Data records

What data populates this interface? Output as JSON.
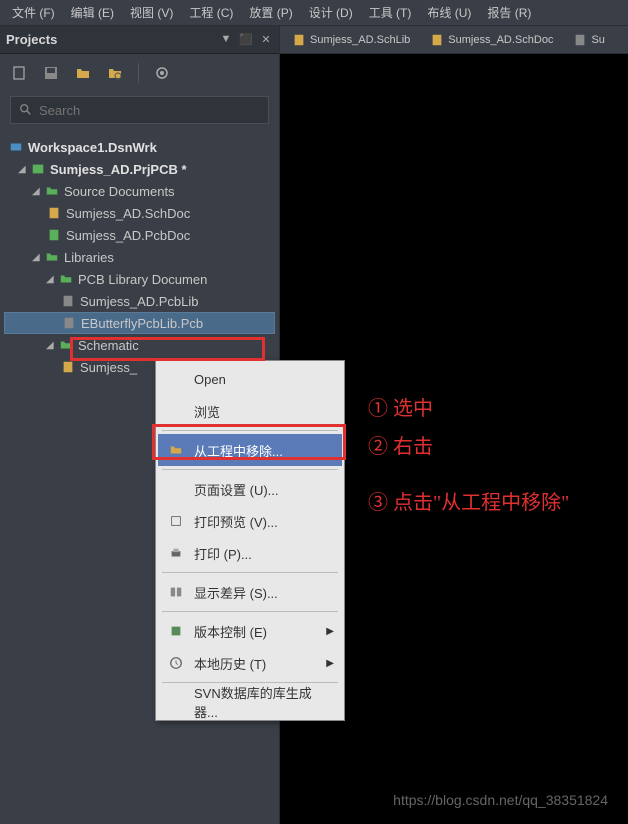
{
  "menubar": {
    "items": [
      "文件 (F)",
      "编辑 (E)",
      "视图 (V)",
      "工程 (C)",
      "放置 (P)",
      "设计 (D)",
      "工具 (T)",
      "布线 (U)",
      "报告 (R)"
    ]
  },
  "panel": {
    "title": "Projects"
  },
  "tabs": [
    "Sumjess_AD.SchLib",
    "Sumjess_AD.SchDoc",
    "Su"
  ],
  "search": {
    "placeholder": "Search"
  },
  "tree": {
    "workspace": "Workspace1.DsnWrk",
    "project": "Sumjess_AD.PrjPCB *",
    "source_docs": "Source Documents",
    "schdoc": "Sumjess_AD.SchDoc",
    "pcbdoc": "Sumjess_AD.PcbDoc",
    "libraries": "Libraries",
    "pcblib_folder": "PCB Library Documen",
    "pcblib": "Sumjess_AD.PcbLib",
    "butterfly": "EButterflyPcbLib.Pcb",
    "schematic": "Schematic",
    "sumjess_partial": "Sumjess_"
  },
  "context_menu": {
    "open": "Open",
    "browse": "浏览",
    "remove": "从工程中移除...",
    "page_setup": "页面设置 (U)...",
    "print_preview": "打印预览 (V)...",
    "print": "打印 (P)...",
    "show_diff": "显示差异 (S)...",
    "version_ctrl": "版本控制 (E)",
    "local_history": "本地历史 (T)",
    "svn_gen": "SVN数据库的库生成器..."
  },
  "annotations": {
    "step1": "① 选中",
    "step2": "② 右击",
    "step3": "③ 点击\"从工程中移除\""
  },
  "watermark": "https://blog.csdn.net/qq_38351824"
}
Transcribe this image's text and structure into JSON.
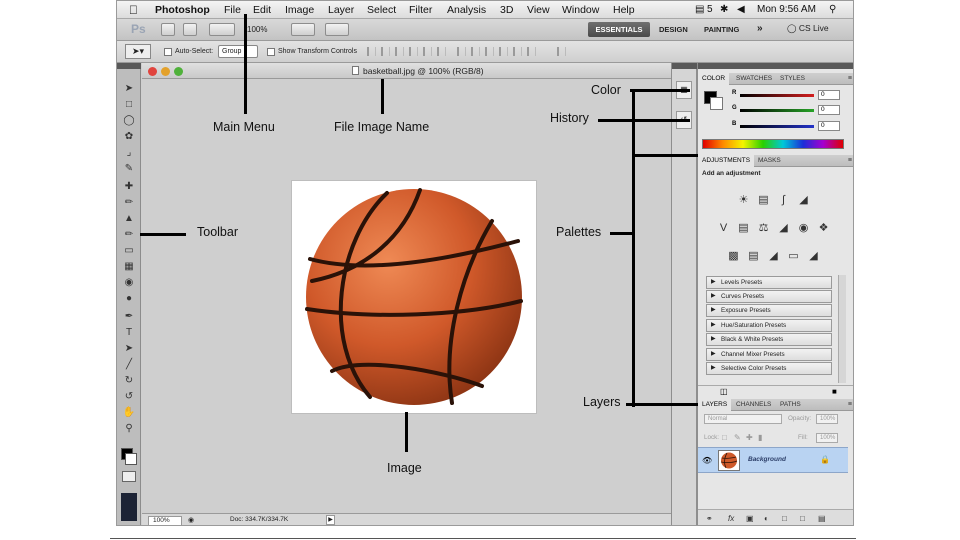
{
  "menubar": {
    "apple": "",
    "items": [
      "Photoshop",
      "File",
      "Edit",
      "Image",
      "Layer",
      "Select",
      "Filter",
      "Analysis",
      "3D",
      "View",
      "Window",
      "Help"
    ],
    "status": "5",
    "clock": "Mon 9:56 AM"
  },
  "appbar": {
    "logo": "Ps",
    "zoom": "100%",
    "workspaces": [
      "ESSENTIALS",
      "DESIGN",
      "PAINTING"
    ],
    "more": "»",
    "cs_live": "CS Live"
  },
  "options": {
    "auto_select_label": "Auto-Select:",
    "auto_select_value": "Group",
    "transform_label": "Show Transform Controls"
  },
  "document": {
    "title": "basketball.jpg @ 100% (RGB/8)",
    "zoom": "100%",
    "doc_info": "Doc: 334.7K/334.7K"
  },
  "color_panel": {
    "tabs": [
      "COLOR",
      "SWATCHES",
      "STYLES"
    ],
    "channels": [
      {
        "label": "R",
        "value": "0",
        "color": "#d21e1e"
      },
      {
        "label": "G",
        "value": "0",
        "color": "#27a327"
      },
      {
        "label": "B",
        "value": "0",
        "color": "#2433c8"
      }
    ]
  },
  "adjustments_panel": {
    "tabs": [
      "ADJUSTMENTS",
      "MASKS"
    ],
    "title": "Add an adjustment",
    "presets": [
      "Levels Presets",
      "Curves Presets",
      "Exposure Presets",
      "Hue/Saturation Presets",
      "Black & White Presets",
      "Channel Mixer Presets",
      "Selective Color Presets"
    ]
  },
  "layers_panel": {
    "tabs": [
      "LAYERS",
      "CHANNELS",
      "PATHS"
    ],
    "blend_mode": "Normal",
    "opacity_label": "Opacity:",
    "opacity": "100%",
    "lock_label": "Lock:",
    "fill_label": "Fill:",
    "fill": "100%",
    "layer_name": "Background"
  },
  "annotations": {
    "main_menu": "Main Menu",
    "file_image_name": "File Image Name",
    "toolbar": "Toolbar",
    "image": "Image",
    "color": "Color",
    "history": "History",
    "palettes": "Palettes",
    "layers": "Layers"
  },
  "accent": "#b9d3f2"
}
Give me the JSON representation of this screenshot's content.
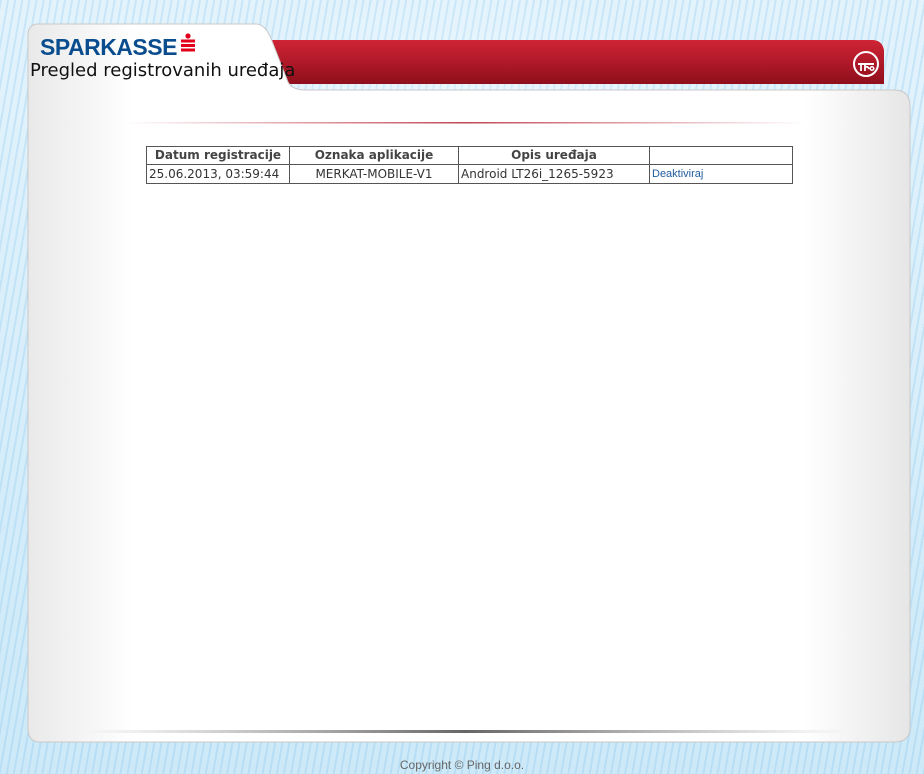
{
  "header": {
    "brand": "SPARKASSE",
    "title": "Pregled registrovanih uređaja"
  },
  "table": {
    "columns": [
      "Datum registracije",
      "Oznaka aplikacije",
      "Opis uređaja",
      ""
    ],
    "rows": [
      {
        "date": "25.06.2013, 03:59:44",
        "app": "MERKAT-MOBILE-V1",
        "description": "Android LT26i_1265-5923",
        "action": "Deaktiviraj"
      }
    ]
  },
  "footer": {
    "copyright": "Copyright © Ping d.o.o."
  },
  "colors": {
    "accent_red": "#b3182a",
    "brand_blue": "#0a4d8f",
    "link_blue": "#1f5b9e"
  },
  "icons": {
    "brand_mark": "sparkasse-s-icon",
    "app_logo": "ping-logo-icon"
  }
}
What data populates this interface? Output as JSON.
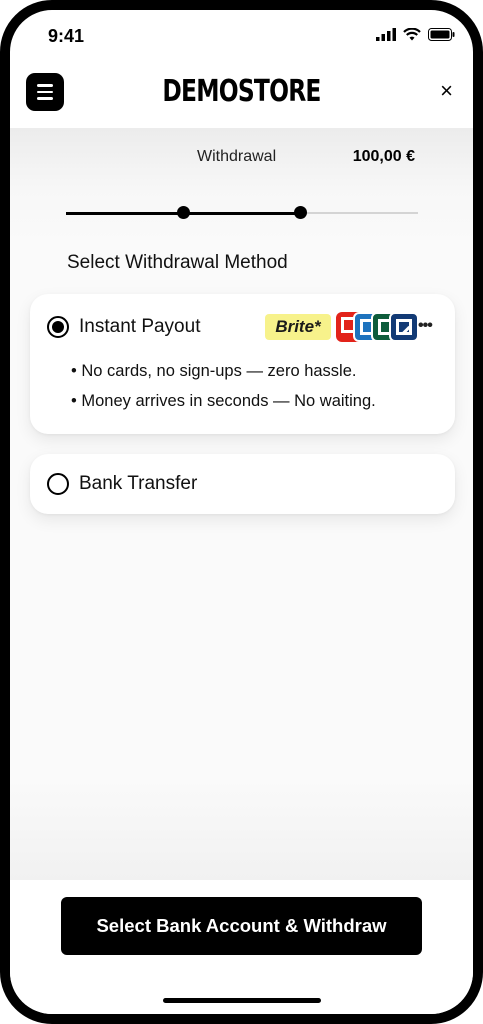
{
  "status_bar": {
    "time": "9:41",
    "icons": [
      "signal-icon",
      "wifi-icon",
      "battery-icon"
    ]
  },
  "header": {
    "menu_icon": "hamburger-menu-icon",
    "brand": "DEMOSTORE",
    "close": "×"
  },
  "withdrawal": {
    "label": "Withdrawal",
    "amount": "100,00 €",
    "progress_step": 2,
    "progress_total": 3
  },
  "section_title": "Select Withdrawal Method",
  "methods": [
    {
      "label": "Instant Payout",
      "selected": true,
      "brand_logo": "Brite*",
      "bank_logos": [
        "bank-logo-red",
        "bank-logo-blue",
        "bank-logo-green",
        "bank-logo-navy"
      ],
      "more": "•••",
      "bullets": [
        "• No cards, no sign-ups — zero hassle.",
        "• Money arrives in seconds — No waiting."
      ]
    },
    {
      "label": "Bank Transfer",
      "selected": false
    }
  ],
  "cta_label": "Select Bank Account & Withdraw",
  "colors": {
    "accent": "#000000",
    "brite_bg": "#f7f28b",
    "background": "#fafafa"
  }
}
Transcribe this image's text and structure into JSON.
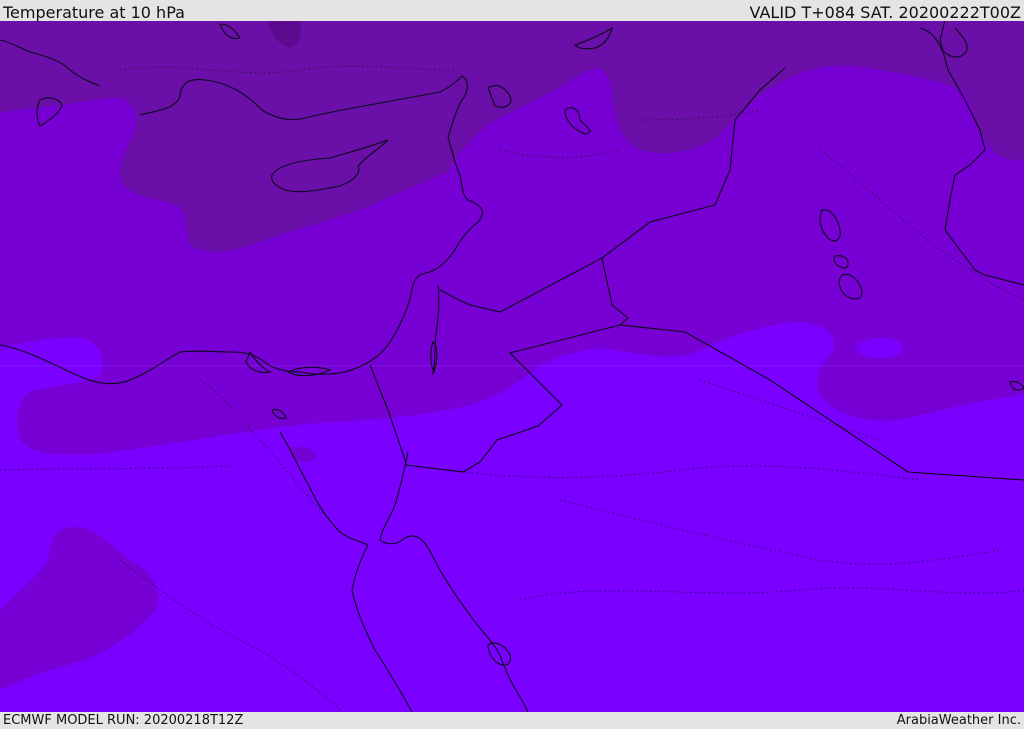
{
  "header": {
    "title": "Temperature at 10 hPa",
    "valid": "VALID T+084 SAT. 20200222T00Z"
  },
  "footer": {
    "model_run": "ECMWF MODEL RUN: 20200218T12Z",
    "credit": "ArabiaWeather Inc."
  },
  "map": {
    "field": "Temperature at 10 hPa",
    "colors": {
      "band_cold": "#6a10a8",
      "band_mid": "#7700d4",
      "band_warm": "#7a00ff",
      "band_dark_spot": "#5c0a8e",
      "coastline": "#0a0a18",
      "graticule": "#b07cff"
    }
  }
}
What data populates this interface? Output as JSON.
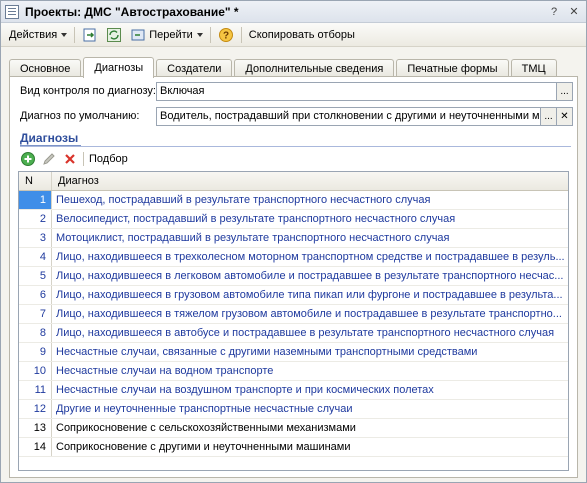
{
  "window": {
    "title": "Проекты: ДМС \"Автострахование\" *"
  },
  "toolbar": {
    "actions_label": "Действия",
    "goto_label": "Перейти",
    "copy_filters_label": "Скопировать отборы"
  },
  "tabs": [
    {
      "label": "Основное"
    },
    {
      "label": "Диагнозы"
    },
    {
      "label": "Создатели"
    },
    {
      "label": "Дополнительные сведения"
    },
    {
      "label": "Печатные формы"
    },
    {
      "label": "ТМЦ"
    }
  ],
  "form": {
    "control_type_label": "Вид контроля по диагнозу:",
    "control_type_value": "Включая",
    "default_diag_label": "Диагноз по умолчанию:",
    "default_diag_value": "Водитель, пострадавший при столкновении с другими и неуточненными м"
  },
  "diagnoses": {
    "section_title": "Диагнозы",
    "pick_label": "Подбор",
    "columns": {
      "n": "N",
      "diag": "Диагноз"
    },
    "rows": [
      {
        "n": "1",
        "text": "Пешеход, пострадавший в результате транспортного несчастного случая"
      },
      {
        "n": "2",
        "text": "Велосипедист, пострадавший в результате транспортного несчастного случая"
      },
      {
        "n": "3",
        "text": "Мотоциклист, пострадавший в результате транспортного несчастного случая"
      },
      {
        "n": "4",
        "text": "Лицо, находившееся в трехколесном моторном транспортном средстве и пострадавшее в резуль..."
      },
      {
        "n": "5",
        "text": "Лицо, находившееся в легковом автомобиле и пострадавшее в результате транспортного несчас..."
      },
      {
        "n": "6",
        "text": "Лицо, находившееся в грузовом автомобиле типа пикап или фургоне и пострадавшее в результа..."
      },
      {
        "n": "7",
        "text": "Лицо, находившееся в тяжелом грузовом автомобиле и пострадавшее в результате транспортно..."
      },
      {
        "n": "8",
        "text": "Лицо, находившееся в автобусе и пострадавшее в результате транспортного несчастного случая"
      },
      {
        "n": "9",
        "text": "Несчастные случаи, связанные с другими наземными транспортными средствами"
      },
      {
        "n": "10",
        "text": "Несчастные случаи на водном транспорте"
      },
      {
        "n": "11",
        "text": "Несчастные случаи на воздушном транспорте и при космических полетах"
      },
      {
        "n": "12",
        "text": "Другие и неуточненные транспортные несчастные случаи"
      },
      {
        "n": "13",
        "text": "Соприкосновение с сельскохозяйственными механизмами"
      },
      {
        "n": "14",
        "text": "Соприкосновение с другими и неуточненными машинами"
      }
    ]
  },
  "colors": {
    "accent": "#2f4e9c",
    "link_text": "#1f3a9e",
    "selection": "#3f8ee8"
  }
}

*Requirement*. Say how many lines above hold the word "случаи", giving only the count.

*Final result*. 4